THE EXERCISE
Collect the lines of the entries where "different" shows up.
============
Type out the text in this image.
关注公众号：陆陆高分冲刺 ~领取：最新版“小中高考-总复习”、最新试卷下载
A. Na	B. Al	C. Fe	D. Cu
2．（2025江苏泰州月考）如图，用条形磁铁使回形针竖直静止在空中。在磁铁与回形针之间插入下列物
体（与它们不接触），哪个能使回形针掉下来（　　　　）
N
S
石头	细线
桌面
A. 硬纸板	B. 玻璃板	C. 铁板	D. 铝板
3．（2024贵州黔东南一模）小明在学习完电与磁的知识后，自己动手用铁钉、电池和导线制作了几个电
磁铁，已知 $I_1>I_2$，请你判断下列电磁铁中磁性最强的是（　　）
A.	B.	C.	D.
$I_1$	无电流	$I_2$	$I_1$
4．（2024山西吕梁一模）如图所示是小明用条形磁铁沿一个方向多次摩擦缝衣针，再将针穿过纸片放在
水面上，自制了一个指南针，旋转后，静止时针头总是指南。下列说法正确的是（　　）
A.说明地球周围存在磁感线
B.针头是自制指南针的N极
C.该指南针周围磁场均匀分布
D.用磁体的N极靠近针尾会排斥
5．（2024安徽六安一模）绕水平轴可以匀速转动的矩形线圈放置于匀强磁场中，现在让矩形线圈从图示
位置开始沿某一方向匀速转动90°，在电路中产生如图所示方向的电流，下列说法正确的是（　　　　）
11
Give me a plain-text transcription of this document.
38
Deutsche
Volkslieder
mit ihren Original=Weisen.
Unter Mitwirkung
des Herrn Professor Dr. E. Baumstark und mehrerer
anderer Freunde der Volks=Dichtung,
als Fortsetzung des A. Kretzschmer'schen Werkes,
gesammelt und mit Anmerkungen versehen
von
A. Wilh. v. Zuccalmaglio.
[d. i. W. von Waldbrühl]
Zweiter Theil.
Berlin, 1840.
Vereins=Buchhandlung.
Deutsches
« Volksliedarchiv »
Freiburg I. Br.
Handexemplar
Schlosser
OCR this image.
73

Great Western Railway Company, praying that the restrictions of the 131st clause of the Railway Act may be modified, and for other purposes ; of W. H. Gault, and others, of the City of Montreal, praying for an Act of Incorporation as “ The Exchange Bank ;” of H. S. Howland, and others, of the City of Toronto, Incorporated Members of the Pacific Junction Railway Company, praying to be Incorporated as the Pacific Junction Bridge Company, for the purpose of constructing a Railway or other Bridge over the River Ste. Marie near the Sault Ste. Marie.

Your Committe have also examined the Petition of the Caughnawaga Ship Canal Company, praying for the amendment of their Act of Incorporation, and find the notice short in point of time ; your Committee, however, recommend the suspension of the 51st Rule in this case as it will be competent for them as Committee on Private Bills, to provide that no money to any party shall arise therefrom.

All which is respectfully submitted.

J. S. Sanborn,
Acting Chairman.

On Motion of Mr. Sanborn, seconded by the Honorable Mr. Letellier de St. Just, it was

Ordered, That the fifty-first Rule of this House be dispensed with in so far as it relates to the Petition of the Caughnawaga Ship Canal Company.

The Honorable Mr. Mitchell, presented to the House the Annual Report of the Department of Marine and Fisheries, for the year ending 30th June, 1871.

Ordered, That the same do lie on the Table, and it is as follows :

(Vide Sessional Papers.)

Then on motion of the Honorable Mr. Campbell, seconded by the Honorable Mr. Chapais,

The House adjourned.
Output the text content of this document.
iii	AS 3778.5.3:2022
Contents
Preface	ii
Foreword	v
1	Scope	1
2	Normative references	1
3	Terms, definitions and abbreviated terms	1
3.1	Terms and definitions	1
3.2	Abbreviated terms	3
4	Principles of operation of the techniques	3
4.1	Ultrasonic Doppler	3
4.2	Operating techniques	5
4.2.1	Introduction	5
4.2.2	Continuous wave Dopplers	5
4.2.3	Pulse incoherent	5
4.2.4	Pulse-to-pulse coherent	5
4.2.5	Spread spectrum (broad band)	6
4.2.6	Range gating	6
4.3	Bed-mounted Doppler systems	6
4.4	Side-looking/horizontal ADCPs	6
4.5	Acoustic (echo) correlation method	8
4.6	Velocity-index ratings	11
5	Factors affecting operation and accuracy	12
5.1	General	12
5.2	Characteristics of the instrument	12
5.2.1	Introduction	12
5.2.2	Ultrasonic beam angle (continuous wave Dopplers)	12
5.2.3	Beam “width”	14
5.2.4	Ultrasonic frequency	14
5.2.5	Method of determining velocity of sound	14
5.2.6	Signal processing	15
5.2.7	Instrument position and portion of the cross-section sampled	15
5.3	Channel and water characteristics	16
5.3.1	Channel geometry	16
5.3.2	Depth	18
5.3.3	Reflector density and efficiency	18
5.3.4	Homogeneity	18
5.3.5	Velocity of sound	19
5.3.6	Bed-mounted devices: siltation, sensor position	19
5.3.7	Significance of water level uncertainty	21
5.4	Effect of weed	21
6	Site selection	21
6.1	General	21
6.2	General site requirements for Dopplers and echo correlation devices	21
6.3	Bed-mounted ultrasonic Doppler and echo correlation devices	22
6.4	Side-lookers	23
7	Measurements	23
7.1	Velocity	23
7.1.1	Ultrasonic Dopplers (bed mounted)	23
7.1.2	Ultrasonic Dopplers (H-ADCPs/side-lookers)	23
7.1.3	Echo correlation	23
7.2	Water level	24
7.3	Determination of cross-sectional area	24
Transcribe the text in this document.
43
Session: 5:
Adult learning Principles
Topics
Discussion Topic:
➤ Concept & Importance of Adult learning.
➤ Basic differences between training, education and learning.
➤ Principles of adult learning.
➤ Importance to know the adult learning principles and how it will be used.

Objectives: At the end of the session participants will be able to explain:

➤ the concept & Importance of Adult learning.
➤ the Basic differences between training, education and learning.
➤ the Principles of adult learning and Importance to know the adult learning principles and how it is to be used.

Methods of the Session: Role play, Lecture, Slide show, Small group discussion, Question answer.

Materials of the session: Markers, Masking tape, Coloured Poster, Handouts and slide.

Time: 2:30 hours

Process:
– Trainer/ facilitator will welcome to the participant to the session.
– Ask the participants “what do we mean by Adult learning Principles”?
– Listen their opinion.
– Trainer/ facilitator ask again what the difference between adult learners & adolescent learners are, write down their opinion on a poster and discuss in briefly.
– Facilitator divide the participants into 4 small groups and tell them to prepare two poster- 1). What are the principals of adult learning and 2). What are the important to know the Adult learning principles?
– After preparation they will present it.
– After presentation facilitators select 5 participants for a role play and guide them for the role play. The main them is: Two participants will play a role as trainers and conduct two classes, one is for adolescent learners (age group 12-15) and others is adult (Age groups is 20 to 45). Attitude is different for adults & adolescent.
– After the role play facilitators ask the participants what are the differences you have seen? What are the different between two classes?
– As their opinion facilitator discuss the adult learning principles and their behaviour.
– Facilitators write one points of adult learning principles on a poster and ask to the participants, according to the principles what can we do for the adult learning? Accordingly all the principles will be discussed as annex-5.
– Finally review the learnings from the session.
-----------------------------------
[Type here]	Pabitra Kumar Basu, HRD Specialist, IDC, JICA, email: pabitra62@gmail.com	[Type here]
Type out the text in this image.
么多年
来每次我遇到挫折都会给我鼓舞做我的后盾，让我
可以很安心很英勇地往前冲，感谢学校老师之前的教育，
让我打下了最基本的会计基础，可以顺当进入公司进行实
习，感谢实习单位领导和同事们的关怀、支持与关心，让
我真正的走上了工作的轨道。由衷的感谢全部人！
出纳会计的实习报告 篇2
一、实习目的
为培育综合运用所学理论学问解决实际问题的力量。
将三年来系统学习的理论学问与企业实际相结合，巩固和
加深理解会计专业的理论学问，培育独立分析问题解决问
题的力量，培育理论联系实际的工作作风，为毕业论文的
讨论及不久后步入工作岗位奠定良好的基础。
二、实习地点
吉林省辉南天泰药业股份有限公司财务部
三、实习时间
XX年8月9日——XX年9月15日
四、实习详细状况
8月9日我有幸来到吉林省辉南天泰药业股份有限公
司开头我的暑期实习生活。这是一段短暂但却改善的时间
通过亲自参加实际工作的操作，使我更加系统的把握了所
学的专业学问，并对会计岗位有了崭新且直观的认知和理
============
WRITTEN ANSWER
– After presentation facilitators select 5 participants for a role play and guide them for the role play. The main them is: Two participants will play a role as trainers and conduct two classes, one is for adolescent learners (age group 12-15) and others is adult (Age groups is 20 to 45). Attitude is different for adults & adolescent.
– After the role play facilitators ask the participants what are the differences you have seen? What are the different between two classes?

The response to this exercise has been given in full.